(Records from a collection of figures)
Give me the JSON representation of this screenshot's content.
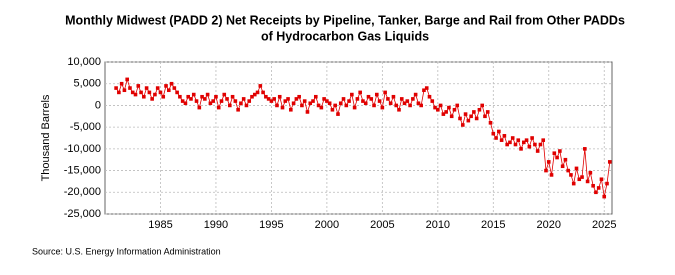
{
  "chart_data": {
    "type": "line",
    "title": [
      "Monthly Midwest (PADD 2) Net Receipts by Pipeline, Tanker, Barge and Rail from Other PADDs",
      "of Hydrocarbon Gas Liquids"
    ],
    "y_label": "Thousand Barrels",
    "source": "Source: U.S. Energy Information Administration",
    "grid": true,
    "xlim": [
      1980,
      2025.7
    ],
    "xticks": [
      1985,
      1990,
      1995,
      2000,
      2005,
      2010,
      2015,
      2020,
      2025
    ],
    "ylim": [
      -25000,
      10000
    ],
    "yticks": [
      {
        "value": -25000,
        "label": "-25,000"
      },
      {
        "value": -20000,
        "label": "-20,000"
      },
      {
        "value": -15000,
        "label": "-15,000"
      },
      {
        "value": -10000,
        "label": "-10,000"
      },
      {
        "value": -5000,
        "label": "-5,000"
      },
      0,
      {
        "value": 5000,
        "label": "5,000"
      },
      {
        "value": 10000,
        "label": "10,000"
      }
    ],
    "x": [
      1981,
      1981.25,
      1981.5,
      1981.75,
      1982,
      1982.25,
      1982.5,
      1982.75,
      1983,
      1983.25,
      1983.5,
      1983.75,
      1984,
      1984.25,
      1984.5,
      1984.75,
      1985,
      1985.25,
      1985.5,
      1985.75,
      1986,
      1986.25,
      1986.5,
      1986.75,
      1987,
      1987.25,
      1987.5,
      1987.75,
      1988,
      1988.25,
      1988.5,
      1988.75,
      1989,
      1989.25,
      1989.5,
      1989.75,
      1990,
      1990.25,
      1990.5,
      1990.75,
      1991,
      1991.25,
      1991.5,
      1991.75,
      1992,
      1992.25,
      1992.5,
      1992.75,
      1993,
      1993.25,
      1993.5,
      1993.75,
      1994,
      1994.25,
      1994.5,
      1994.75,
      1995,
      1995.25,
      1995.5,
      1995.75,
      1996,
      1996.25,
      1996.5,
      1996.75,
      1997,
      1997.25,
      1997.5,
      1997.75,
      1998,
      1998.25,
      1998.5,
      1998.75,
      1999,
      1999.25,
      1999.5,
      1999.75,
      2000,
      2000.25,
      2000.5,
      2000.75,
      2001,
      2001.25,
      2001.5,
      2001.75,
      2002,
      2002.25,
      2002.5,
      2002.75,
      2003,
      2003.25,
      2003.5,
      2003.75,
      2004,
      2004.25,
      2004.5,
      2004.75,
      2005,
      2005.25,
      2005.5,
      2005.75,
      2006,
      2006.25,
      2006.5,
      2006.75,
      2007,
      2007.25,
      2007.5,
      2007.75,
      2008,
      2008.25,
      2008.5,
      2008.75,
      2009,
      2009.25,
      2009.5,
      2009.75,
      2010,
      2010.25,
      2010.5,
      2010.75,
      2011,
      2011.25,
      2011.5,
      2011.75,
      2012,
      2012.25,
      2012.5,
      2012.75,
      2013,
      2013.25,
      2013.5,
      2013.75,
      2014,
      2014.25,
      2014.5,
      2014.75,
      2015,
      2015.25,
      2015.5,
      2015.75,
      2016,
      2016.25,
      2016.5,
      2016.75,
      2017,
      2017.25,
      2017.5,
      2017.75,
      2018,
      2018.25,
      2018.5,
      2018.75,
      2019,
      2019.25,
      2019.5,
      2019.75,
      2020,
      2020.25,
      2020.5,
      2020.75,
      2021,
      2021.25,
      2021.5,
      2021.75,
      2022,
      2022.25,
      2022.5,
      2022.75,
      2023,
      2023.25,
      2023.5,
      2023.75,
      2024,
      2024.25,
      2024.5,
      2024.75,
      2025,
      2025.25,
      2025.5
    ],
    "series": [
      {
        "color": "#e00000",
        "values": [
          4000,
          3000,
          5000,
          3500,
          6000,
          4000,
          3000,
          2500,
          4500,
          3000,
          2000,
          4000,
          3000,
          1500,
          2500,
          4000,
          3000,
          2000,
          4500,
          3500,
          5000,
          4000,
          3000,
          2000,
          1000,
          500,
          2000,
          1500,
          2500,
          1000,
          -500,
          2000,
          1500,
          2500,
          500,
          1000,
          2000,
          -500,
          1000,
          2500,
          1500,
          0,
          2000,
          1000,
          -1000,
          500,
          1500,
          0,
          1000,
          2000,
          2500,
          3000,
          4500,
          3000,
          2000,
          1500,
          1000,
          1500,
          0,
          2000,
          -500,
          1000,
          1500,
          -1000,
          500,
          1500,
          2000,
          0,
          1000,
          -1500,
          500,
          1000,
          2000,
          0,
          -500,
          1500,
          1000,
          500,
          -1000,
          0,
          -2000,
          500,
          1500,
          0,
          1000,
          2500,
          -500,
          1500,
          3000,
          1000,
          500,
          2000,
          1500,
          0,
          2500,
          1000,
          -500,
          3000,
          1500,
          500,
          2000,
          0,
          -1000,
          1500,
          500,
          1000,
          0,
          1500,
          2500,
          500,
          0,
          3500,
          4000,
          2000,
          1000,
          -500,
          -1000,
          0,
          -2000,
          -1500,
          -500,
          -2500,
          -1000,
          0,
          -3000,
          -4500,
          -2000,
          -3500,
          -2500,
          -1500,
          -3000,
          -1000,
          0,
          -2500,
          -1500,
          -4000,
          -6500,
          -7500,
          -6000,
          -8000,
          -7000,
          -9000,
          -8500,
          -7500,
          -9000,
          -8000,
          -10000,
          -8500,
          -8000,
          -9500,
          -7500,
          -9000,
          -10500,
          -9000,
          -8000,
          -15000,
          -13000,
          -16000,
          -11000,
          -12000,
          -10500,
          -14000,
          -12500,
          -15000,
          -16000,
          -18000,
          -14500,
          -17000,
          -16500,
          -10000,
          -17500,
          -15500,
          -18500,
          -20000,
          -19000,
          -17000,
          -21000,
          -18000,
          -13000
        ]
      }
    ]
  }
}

● Aim of the exercise: From the material above, copy everything exactly but the pictures.

● Worked answer:
Give me the JSON representation of this screenshot's content.
{
  "chart_data": {
    "type": "line",
    "title": [
      "Monthly Midwest (PADD 2) Net Receipts by Pipeline, Tanker, Barge and Rail from Other PADDs",
      "of Hydrocarbon Gas Liquids"
    ],
    "y_label": "Thousand Barrels",
    "source": "Source: U.S. Energy Information Administration",
    "grid": true,
    "xlim": [
      1980,
      2025.7
    ],
    "xticks": [
      1985,
      1990,
      1995,
      2000,
      2005,
      2010,
      2015,
      2020,
      2025
    ],
    "ylim": [
      -25000,
      10000
    ],
    "yticks": [
      {
        "value": -25000,
        "label": "-25,000"
      },
      {
        "value": -20000,
        "label": "-20,000"
      },
      {
        "value": -15000,
        "label": "-15,000"
      },
      {
        "value": -10000,
        "label": "-10,000"
      },
      {
        "value": -5000,
        "label": "-5,000"
      },
      0,
      {
        "value": 5000,
        "label": "5,000"
      },
      {
        "value": 10000,
        "label": "10,000"
      }
    ],
    "x": [
      1981,
      1981.25,
      1981.5,
      1981.75,
      1982,
      1982.25,
      1982.5,
      1982.75,
      1983,
      1983.25,
      1983.5,
      1983.75,
      1984,
      1984.25,
      1984.5,
      1984.75,
      1985,
      1985.25,
      1985.5,
      1985.75,
      1986,
      1986.25,
      1986.5,
      1986.75,
      1987,
      1987.25,
      1987.5,
      1987.75,
      1988,
      1988.25,
      1988.5,
      1988.75,
      1989,
      1989.25,
      1989.5,
      1989.75,
      1990,
      1990.25,
      1990.5,
      1990.75,
      1991,
      1991.25,
      1991.5,
      1991.75,
      1992,
      1992.25,
      1992.5,
      1992.75,
      1993,
      1993.25,
      1993.5,
      1993.75,
      1994,
      1994.25,
      1994.5,
      1994.75,
      1995,
      1995.25,
      1995.5,
      1995.75,
      1996,
      1996.25,
      1996.5,
      1996.75,
      1997,
      1997.25,
      1997.5,
      1997.75,
      1998,
      1998.25,
      1998.5,
      1998.75,
      1999,
      1999.25,
      1999.5,
      1999.75,
      2000,
      2000.25,
      2000.5,
      2000.75,
      2001,
      2001.25,
      2001.5,
      2001.75,
      2002,
      2002.25,
      2002.5,
      2002.75,
      2003,
      2003.25,
      2003.5,
      2003.75,
      2004,
      2004.25,
      2004.5,
      2004.75,
      2005,
      2005.25,
      2005.5,
      2005.75,
      2006,
      2006.25,
      2006.5,
      2006.75,
      2007,
      2007.25,
      2007.5,
      2007.75,
      2008,
      2008.25,
      2008.5,
      2008.75,
      2009,
      2009.25,
      2009.5,
      2009.75,
      2010,
      2010.25,
      2010.5,
      2010.75,
      2011,
      2011.25,
      2011.5,
      2011.75,
      2012,
      2012.25,
      2012.5,
      2012.75,
      2013,
      2013.25,
      2013.5,
      2013.75,
      2014,
      2014.25,
      2014.5,
      2014.75,
      2015,
      2015.25,
      2015.5,
      2015.75,
      2016,
      2016.25,
      2016.5,
      2016.75,
      2017,
      2017.25,
      2017.5,
      2017.75,
      2018,
      2018.25,
      2018.5,
      2018.75,
      2019,
      2019.25,
      2019.5,
      2019.75,
      2020,
      2020.25,
      2020.5,
      2020.75,
      2021,
      2021.25,
      2021.5,
      2021.75,
      2022,
      2022.25,
      2022.5,
      2022.75,
      2023,
      2023.25,
      2023.5,
      2023.75,
      2024,
      2024.25,
      2024.5,
      2024.75,
      2025,
      2025.25,
      2025.5
    ],
    "series": [
      {
        "color": "#e00000",
        "values": [
          4000,
          3000,
          5000,
          3500,
          6000,
          4000,
          3000,
          2500,
          4500,
          3000,
          2000,
          4000,
          3000,
          1500,
          2500,
          4000,
          3000,
          2000,
          4500,
          3500,
          5000,
          4000,
          3000,
          2000,
          1000,
          500,
          2000,
          1500,
          2500,
          1000,
          -500,
          2000,
          1500,
          2500,
          500,
          1000,
          2000,
          -500,
          1000,
          2500,
          1500,
          0,
          2000,
          1000,
          -1000,
          500,
          1500,
          0,
          1000,
          2000,
          2500,
          3000,
          4500,
          3000,
          2000,
          1500,
          1000,
          1500,
          0,
          2000,
          -500,
          1000,
          1500,
          -1000,
          500,
          1500,
          2000,
          0,
          1000,
          -1500,
          500,
          1000,
          2000,
          0,
          -500,
          1500,
          1000,
          500,
          -1000,
          0,
          -2000,
          500,
          1500,
          0,
          1000,
          2500,
          -500,
          1500,
          3000,
          1000,
          500,
          2000,
          1500,
          0,
          2500,
          1000,
          -500,
          3000,
          1500,
          500,
          2000,
          0,
          -1000,
          1500,
          500,
          1000,
          0,
          1500,
          2500,
          500,
          0,
          3500,
          4000,
          2000,
          1000,
          -500,
          -1000,
          0,
          -2000,
          -1500,
          -500,
          -2500,
          -1000,
          0,
          -3000,
          -4500,
          -2000,
          -3500,
          -2500,
          -1500,
          -3000,
          -1000,
          0,
          -2500,
          -1500,
          -4000,
          -6500,
          -7500,
          -6000,
          -8000,
          -7000,
          -9000,
          -8500,
          -7500,
          -9000,
          -8000,
          -10000,
          -8500,
          -8000,
          -9500,
          -7500,
          -9000,
          -10500,
          -9000,
          -8000,
          -15000,
          -13000,
          -16000,
          -11000,
          -12000,
          -10500,
          -14000,
          -12500,
          -15000,
          -16000,
          -18000,
          -14500,
          -17000,
          -16500,
          -10000,
          -17500,
          -15500,
          -18500,
          -20000,
          -19000,
          -17000,
          -21000,
          -18000,
          -13000
        ]
      }
    ]
  }
}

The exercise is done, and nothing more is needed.